▸ DO THIS
In your copy, include every line of the listing below exactly but none of the pictures.

▸ SOURCE RECORDS
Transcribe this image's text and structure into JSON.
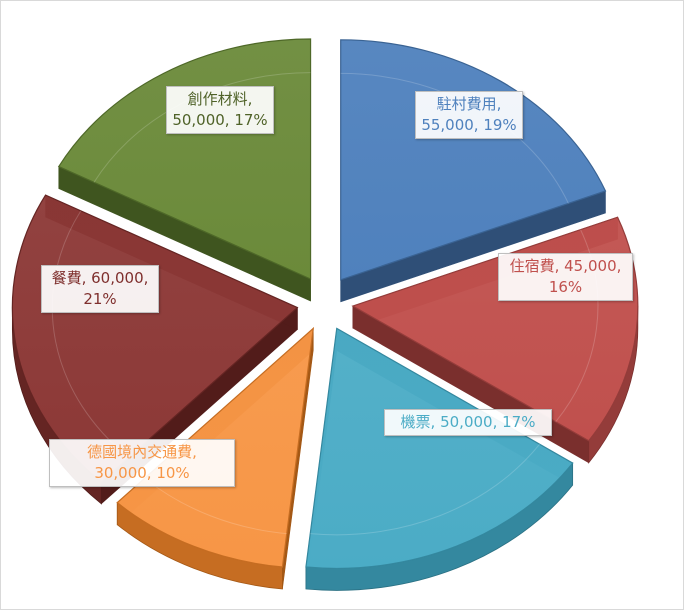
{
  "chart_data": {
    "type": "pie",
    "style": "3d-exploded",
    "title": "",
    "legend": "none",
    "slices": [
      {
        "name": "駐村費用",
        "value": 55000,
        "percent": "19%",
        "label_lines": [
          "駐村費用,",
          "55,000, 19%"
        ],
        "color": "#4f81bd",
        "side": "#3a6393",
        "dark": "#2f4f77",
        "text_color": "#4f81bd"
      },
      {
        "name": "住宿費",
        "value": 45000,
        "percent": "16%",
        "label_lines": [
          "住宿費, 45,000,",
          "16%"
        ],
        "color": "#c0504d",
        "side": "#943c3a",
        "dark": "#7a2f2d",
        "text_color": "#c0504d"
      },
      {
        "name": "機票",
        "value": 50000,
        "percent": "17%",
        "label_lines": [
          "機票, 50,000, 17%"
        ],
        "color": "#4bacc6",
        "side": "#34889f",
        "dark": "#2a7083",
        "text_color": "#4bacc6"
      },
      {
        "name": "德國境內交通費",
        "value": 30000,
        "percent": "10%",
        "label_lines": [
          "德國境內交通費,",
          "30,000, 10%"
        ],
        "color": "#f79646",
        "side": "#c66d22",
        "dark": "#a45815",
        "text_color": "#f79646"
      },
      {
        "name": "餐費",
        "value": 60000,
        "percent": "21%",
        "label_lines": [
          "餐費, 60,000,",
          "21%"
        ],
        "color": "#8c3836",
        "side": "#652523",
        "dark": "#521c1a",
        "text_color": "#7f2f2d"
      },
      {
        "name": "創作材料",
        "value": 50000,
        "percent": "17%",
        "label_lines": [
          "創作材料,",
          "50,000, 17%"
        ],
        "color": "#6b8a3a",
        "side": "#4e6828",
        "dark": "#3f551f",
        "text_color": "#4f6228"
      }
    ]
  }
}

▸ THE COMPLETED TASK
Transcribe this image's text and structure into JSON.
{
  "chart_data": {
    "type": "pie",
    "style": "3d-exploded",
    "title": "",
    "legend": "none",
    "slices": [
      {
        "name": "駐村費用",
        "value": 55000,
        "percent": "19%",
        "label_lines": [
          "駐村費用,",
          "55,000, 19%"
        ],
        "color": "#4f81bd",
        "side": "#3a6393",
        "dark": "#2f4f77",
        "text_color": "#4f81bd"
      },
      {
        "name": "住宿費",
        "value": 45000,
        "percent": "16%",
        "label_lines": [
          "住宿費, 45,000,",
          "16%"
        ],
        "color": "#c0504d",
        "side": "#943c3a",
        "dark": "#7a2f2d",
        "text_color": "#c0504d"
      },
      {
        "name": "機票",
        "value": 50000,
        "percent": "17%",
        "label_lines": [
          "機票, 50,000, 17%"
        ],
        "color": "#4bacc6",
        "side": "#34889f",
        "dark": "#2a7083",
        "text_color": "#4bacc6"
      },
      {
        "name": "德國境內交通費",
        "value": 30000,
        "percent": "10%",
        "label_lines": [
          "德國境內交通費,",
          "30,000, 10%"
        ],
        "color": "#f79646",
        "side": "#c66d22",
        "dark": "#a45815",
        "text_color": "#f79646"
      },
      {
        "name": "餐費",
        "value": 60000,
        "percent": "21%",
        "label_lines": [
          "餐費, 60,000,",
          "21%"
        ],
        "color": "#8c3836",
        "side": "#652523",
        "dark": "#521c1a",
        "text_color": "#7f2f2d"
      },
      {
        "name": "創作材料",
        "value": 50000,
        "percent": "17%",
        "label_lines": [
          "創作材料,",
          "50,000, 17%"
        ],
        "color": "#6b8a3a",
        "side": "#4e6828",
        "dark": "#3f551f",
        "text_color": "#4f6228"
      }
    ]
  }
}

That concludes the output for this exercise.